## BEGIN SUPPLIED ENTRIES

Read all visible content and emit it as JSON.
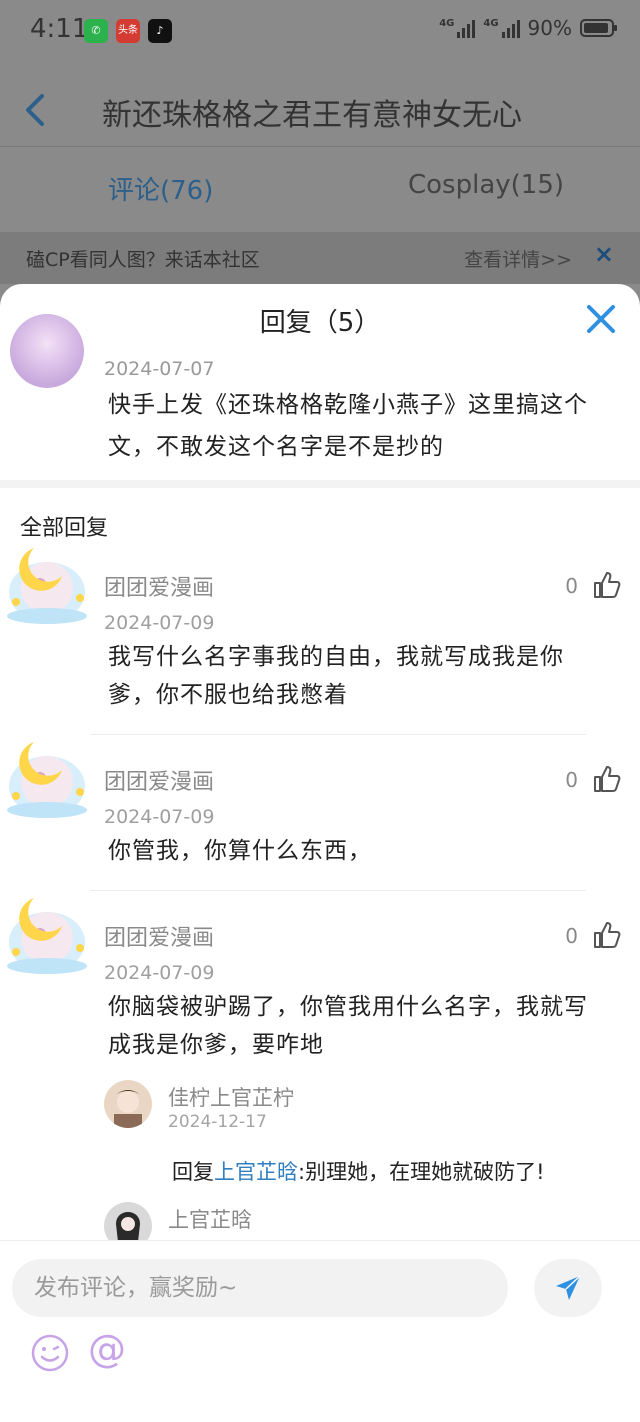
{
  "status_bar": {
    "time": "4:11",
    "apps": [
      {
        "name": "wechat-icon",
        "glyph": "✆",
        "color": "#2bb24c"
      },
      {
        "name": "toutiao-icon",
        "glyph": "头条",
        "color": "#d43c33"
      },
      {
        "name": "douyin-icon",
        "glyph": "♪",
        "color": "#111111"
      }
    ],
    "network_1": "4G",
    "network_2": "4G",
    "battery": "90%"
  },
  "header": {
    "title": "新还珠格格之君王有意神女无心",
    "tabs": [
      {
        "label": "评论(76)",
        "active": true
      },
      {
        "label": "Cosplay(15)",
        "active": false
      }
    ]
  },
  "banner": {
    "text": "磕CP看同人图？来话本社区",
    "link": "查看详情>>",
    "close": "×"
  },
  "sheet": {
    "title": "回复（5）",
    "original": {
      "date": "2024-07-07",
      "text": "快手上发《还珠格格乾隆小燕子》这里搞这个文，不敢发这个名字是不是抄的"
    },
    "all_label": "全部回复",
    "replies": [
      {
        "name": "团团爱漫画",
        "date": "2024-07-09",
        "text": "我写什么名字事我的自由，我就写成我是你爹，你不服也给我憋着",
        "likes": "0"
      },
      {
        "name": "团团爱漫画",
        "date": "2024-07-09",
        "text": "你管我，你算什么东西，",
        "likes": "0"
      },
      {
        "name": "团团爱漫画",
        "date": "2024-07-09",
        "text": "你脑袋被驴踢了，你管我用什么名字，我就写成我是你爹，要咋地",
        "likes": "0"
      }
    ],
    "sub_replies": [
      {
        "name": "佳柠上官芷柠",
        "date": "2024-12-17",
        "prefix": "回复",
        "mention": "上官芷晗",
        "text": ":别理她，在理她就破防了!"
      },
      {
        "name": "上官芷晗"
      }
    ]
  },
  "input_bar": {
    "placeholder": "发布评论，赢奖励~",
    "at_symbol": "@"
  },
  "colors": {
    "accent": "#2f7fc1",
    "emoji": "#c7a4e8"
  }
}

## END SUPPLIED ENTRIES

YOUR TASK: Every entry above is to be set down exactly; the pictures are to be left out.

REPLY:
Read all visible content and emit it as JSON.
{
  "status_bar": {
    "time": "4:11",
    "apps": [
      {
        "name": "wechat-icon",
        "glyph": "✆",
        "color": "#2bb24c"
      },
      {
        "name": "toutiao-icon",
        "glyph": "头条",
        "color": "#d43c33"
      },
      {
        "name": "douyin-icon",
        "glyph": "♪",
        "color": "#111111"
      }
    ],
    "network_1": "4G",
    "network_2": "4G",
    "battery": "90%"
  },
  "header": {
    "title": "新还珠格格之君王有意神女无心",
    "tabs": [
      {
        "label": "评论(76)",
        "active": true
      },
      {
        "label": "Cosplay(15)",
        "active": false
      }
    ]
  },
  "banner": {
    "text": "磕CP看同人图？来话本社区",
    "link": "查看详情>>",
    "close": "×"
  },
  "sheet": {
    "title": "回复（5）",
    "original": {
      "date": "2024-07-07",
      "text": "快手上发《还珠格格乾隆小燕子》这里搞这个文，不敢发这个名字是不是抄的"
    },
    "all_label": "全部回复",
    "replies": [
      {
        "name": "团团爱漫画",
        "date": "2024-07-09",
        "text": "我写什么名字事我的自由，我就写成我是你爹，你不服也给我憋着",
        "likes": "0"
      },
      {
        "name": "团团爱漫画",
        "date": "2024-07-09",
        "text": "你管我，你算什么东西，",
        "likes": "0"
      },
      {
        "name": "团团爱漫画",
        "date": "2024-07-09",
        "text": "你脑袋被驴踢了，你管我用什么名字，我就写成我是你爹，要咋地",
        "likes": "0"
      }
    ],
    "sub_replies": [
      {
        "name": "佳柠上官芷柠",
        "date": "2024-12-17",
        "prefix": "回复",
        "mention": "上官芷晗",
        "text": ":别理她，在理她就破防了!"
      },
      {
        "name": "上官芷晗"
      }
    ]
  },
  "input_bar": {
    "placeholder": "发布评论，赢奖励~",
    "at_symbol": "@"
  },
  "colors": {
    "accent": "#2f7fc1",
    "emoji": "#c7a4e8"
  }
}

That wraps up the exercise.